→ **EXERCISE DIRECTIONS**
Go through the entries below and write each one out exactly.

[Stored records]
____________
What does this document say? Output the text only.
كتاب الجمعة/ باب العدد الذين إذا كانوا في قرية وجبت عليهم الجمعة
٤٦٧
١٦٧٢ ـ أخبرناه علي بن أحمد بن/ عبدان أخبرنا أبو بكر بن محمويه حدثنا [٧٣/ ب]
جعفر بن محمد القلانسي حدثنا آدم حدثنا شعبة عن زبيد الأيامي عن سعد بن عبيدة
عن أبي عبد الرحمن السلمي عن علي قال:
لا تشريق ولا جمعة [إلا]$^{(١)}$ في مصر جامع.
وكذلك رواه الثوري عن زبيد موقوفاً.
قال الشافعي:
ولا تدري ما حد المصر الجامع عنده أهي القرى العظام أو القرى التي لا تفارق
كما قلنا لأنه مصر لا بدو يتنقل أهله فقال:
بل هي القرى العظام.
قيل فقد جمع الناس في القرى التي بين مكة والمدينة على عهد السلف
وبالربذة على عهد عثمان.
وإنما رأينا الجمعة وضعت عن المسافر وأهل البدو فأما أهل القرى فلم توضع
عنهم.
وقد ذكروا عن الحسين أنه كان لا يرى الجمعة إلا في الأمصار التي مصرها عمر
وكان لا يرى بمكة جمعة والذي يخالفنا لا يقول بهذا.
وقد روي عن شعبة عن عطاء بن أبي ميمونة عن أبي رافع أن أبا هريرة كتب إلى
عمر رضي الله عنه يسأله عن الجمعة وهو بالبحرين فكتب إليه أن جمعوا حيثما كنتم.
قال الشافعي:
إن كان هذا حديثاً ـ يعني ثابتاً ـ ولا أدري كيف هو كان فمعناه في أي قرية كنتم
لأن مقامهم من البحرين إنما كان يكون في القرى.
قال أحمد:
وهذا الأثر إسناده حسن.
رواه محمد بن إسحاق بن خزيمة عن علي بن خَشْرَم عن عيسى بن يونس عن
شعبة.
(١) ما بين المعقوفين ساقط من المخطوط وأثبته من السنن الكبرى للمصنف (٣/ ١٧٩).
____________
→ **WRITTEN ANSWER**
What does this document say? Output the text only.
كتاب الجمعة/ باب العدد الذين إذا كانوا في قرية وجبت عليهم الجمعة
٤٦٧
١٦٧٢ ـ أخبرناه علي بن أحمد بن/ عبدان أخبرنا أبو بكر بن محمويه حدثنا [٧٣/ ب]
جعفر بن محمد القلانسي حدثنا آدم حدثنا شعبة عن زبيد الأيامي عن سعد بن عبيدة
عن أبي عبد الرحمن السلمي عن علي قال:
لا تشريق ولا جمعة [إلا]$^{(١)}$ في مصر جامع.
وكذلك رواه الثوري عن زبيد موقوفاً.
قال الشافعي:
ولا تدري ما حد المصر الجامع عنده أهي القرى العظام أو القرى التي لا تفارق
كما قلنا لأنه مصر لا بدو يتنقل أهله فقال:
بل هي القرى العظام.
قيل فقد جمع الناس في القرى التي بين مكة والمدينة على عهد السلف
وبالربذة على عهد عثمان.
وإنما رأينا الجمعة وضعت عن المسافر وأهل البدو فأما أهل القرى فلم توضع
عنهم.
وقد ذكروا عن الحسين أنه كان لا يرى الجمعة إلا في الأمصار التي مصرها عمر
وكان لا يرى بمكة جمعة والذي يخالفنا لا يقول بهذا.
وقد روي عن شعبة عن عطاء بن أبي ميمونة عن أبي رافع أن أبا هريرة كتب إلى
عمر رضي الله عنه يسأله عن الجمعة وهو بالبحرين فكتب إليه أن جمعوا حيثما كنتم.
قال الشافعي:
إن كان هذا حديثاً ـ يعني ثابتاً ـ ولا أدري كيف هو كان فمعناه في أي قرية كنتم
لأن مقامهم من البحرين إنما كان يكون في القرى.
قال أحمد:
وهذا الأثر إسناده حسن.
رواه محمد بن إسحاق بن خزيمة عن علي بن خَشْرَم عن عيسى بن يونس عن
شعبة.
(١) ما بين المعقوفين ساقط من المخطوط وأثبته من السنن الكبرى للمصنف (٣/ ١٧٩).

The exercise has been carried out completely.